→ WRITTEN INSTRUCTION
Make an exact copy of all the entries, with the pictures left out.

Data records
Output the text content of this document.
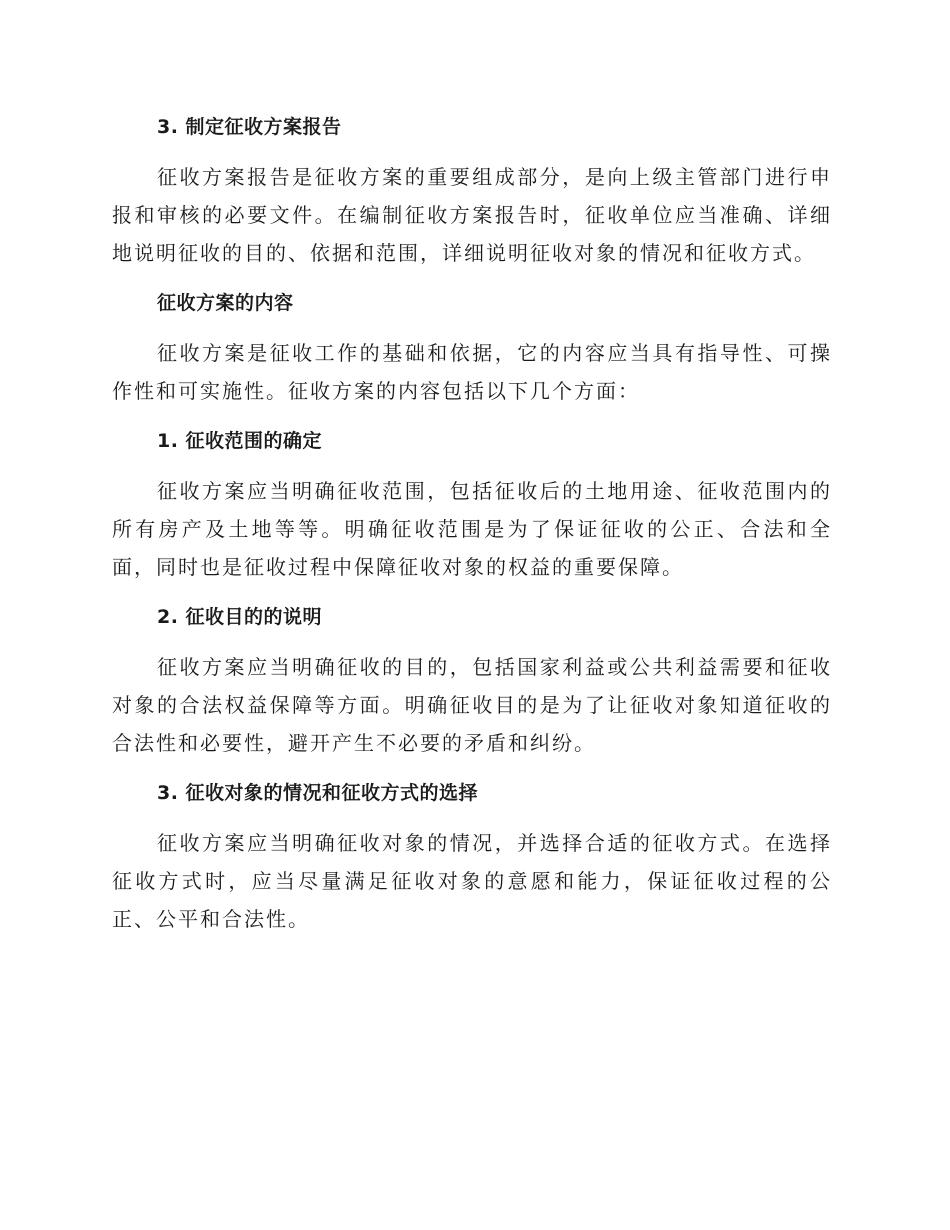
3. 制定征收方案报告

征收方案报告是征收方案的重要组成部分，是向上级主管部门进行申报和审核的必要文件。在编制征收方案报告时，征收单位应当准确、详细地说明征收的目的、依据和范围，详细说明征收对象的情况和征收方式。

征收方案的内容

征收方案是征收工作的基础和依据，它的内容应当具有指导性、可操作性和可实施性。征收方案的内容包括以下几个方面：

1. 征收范围的确定

征收方案应当明确征收范围，包括征收后的土地用途、征收范围内的所有房产及土地等等。明确征收范围是为了保证征收的公正、合法和全面，同时也是征收过程中保障征收对象的权益的重要保障。

2. 征收目的的说明

征收方案应当明确征收的目的，包括国家利益或公共利益需要和征收对象的合法权益保障等方面。明确征收目的是为了让征收对象知道征收的合法性和必要性，避开产生不必要的矛盾和纠纷。

3. 征收对象的情况和征收方式的选择

征收方案应当明确征收对象的情况，并选择合适的征收方式。在选择征收方式时，应当尽量满足征收对象的意愿和能力，保证征收过程的公正、公平和合法性。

→ COMPLETE OUTPUT
Output the text content of this document.
3. 制定征收方案报告

征收方案报告是征收方案的重要组成部分，是向上级主管部门进行申报和审核的必要文件。在编制征收方案报告时，征收单位应当准确、详细地说明征收的目的、依据和范围，详细说明征收对象的情况和征收方式。

征收方案的内容

征收方案是征收工作的基础和依据，它的内容应当具有指导性、可操作性和可实施性。征收方案的内容包括以下几个方面：

1. 征收范围的确定

征收方案应当明确征收范围，包括征收后的土地用途、征收范围内的所有房产及土地等等。明确征收范围是为了保证征收的公正、合法和全面，同时也是征收过程中保障征收对象的权益的重要保障。

2. 征收目的的说明

征收方案应当明确征收的目的，包括国家利益或公共利益需要和征收对象的合法权益保障等方面。明确征收目的是为了让征收对象知道征收的合法性和必要性，避开产生不必要的矛盾和纠纷。

3. 征收对象的情况和征收方式的选择

征收方案应当明确征收对象的情况，并选择合适的征收方式。在选择征收方式时，应当尽量满足征收对象的意愿和能力，保证征收过程的公正、公平和合法性。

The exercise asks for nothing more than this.